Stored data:
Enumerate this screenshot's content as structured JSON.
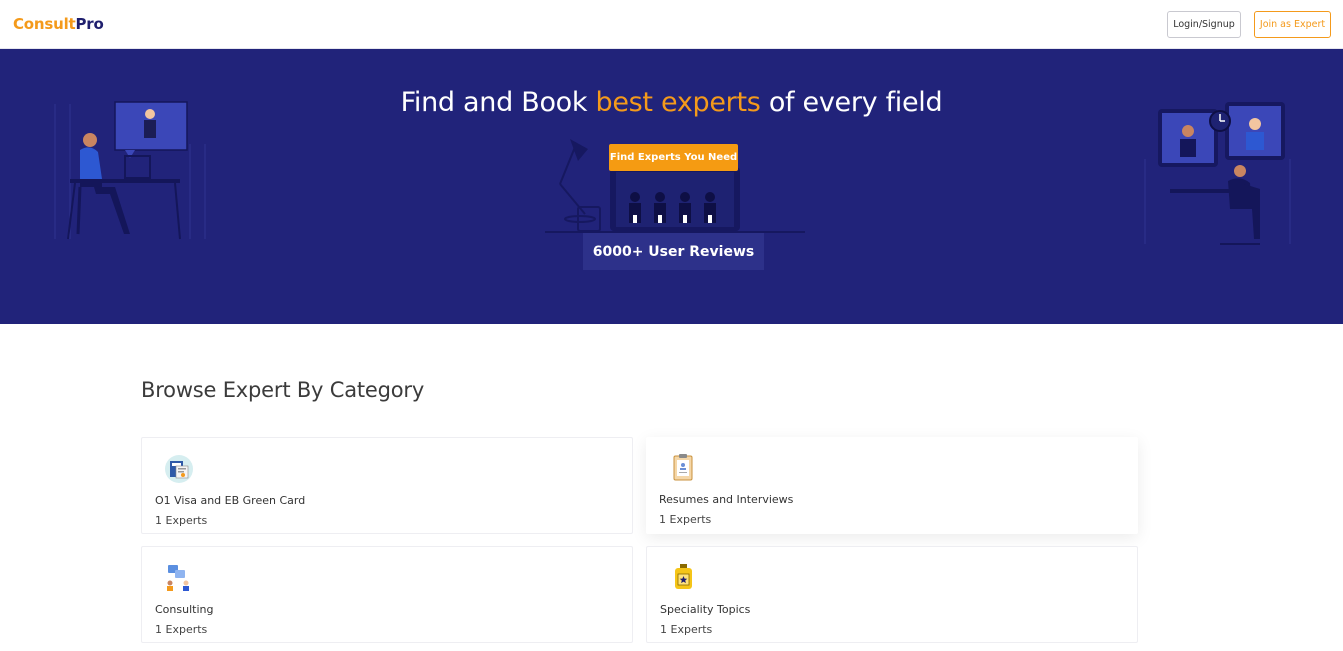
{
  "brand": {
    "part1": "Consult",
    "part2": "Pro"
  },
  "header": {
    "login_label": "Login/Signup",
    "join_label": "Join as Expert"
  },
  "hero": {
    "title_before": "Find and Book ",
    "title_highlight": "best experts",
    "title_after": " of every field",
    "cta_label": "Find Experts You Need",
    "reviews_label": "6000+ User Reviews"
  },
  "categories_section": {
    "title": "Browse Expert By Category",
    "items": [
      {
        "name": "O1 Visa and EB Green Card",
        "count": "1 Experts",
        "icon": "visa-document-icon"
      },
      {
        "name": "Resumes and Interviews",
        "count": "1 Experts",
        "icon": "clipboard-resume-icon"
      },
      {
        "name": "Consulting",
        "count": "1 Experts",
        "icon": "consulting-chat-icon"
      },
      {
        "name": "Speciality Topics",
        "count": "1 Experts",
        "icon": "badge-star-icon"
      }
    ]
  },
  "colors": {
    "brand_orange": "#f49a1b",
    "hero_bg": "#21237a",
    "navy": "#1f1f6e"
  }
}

(GIVEN EXERCISE): Copy each line of the data that contains the word "Find".

(RESULT FOR THIS EXERCISE):
    "title_before": "Find and Book ",
    "cta_label": "Find Experts You Need",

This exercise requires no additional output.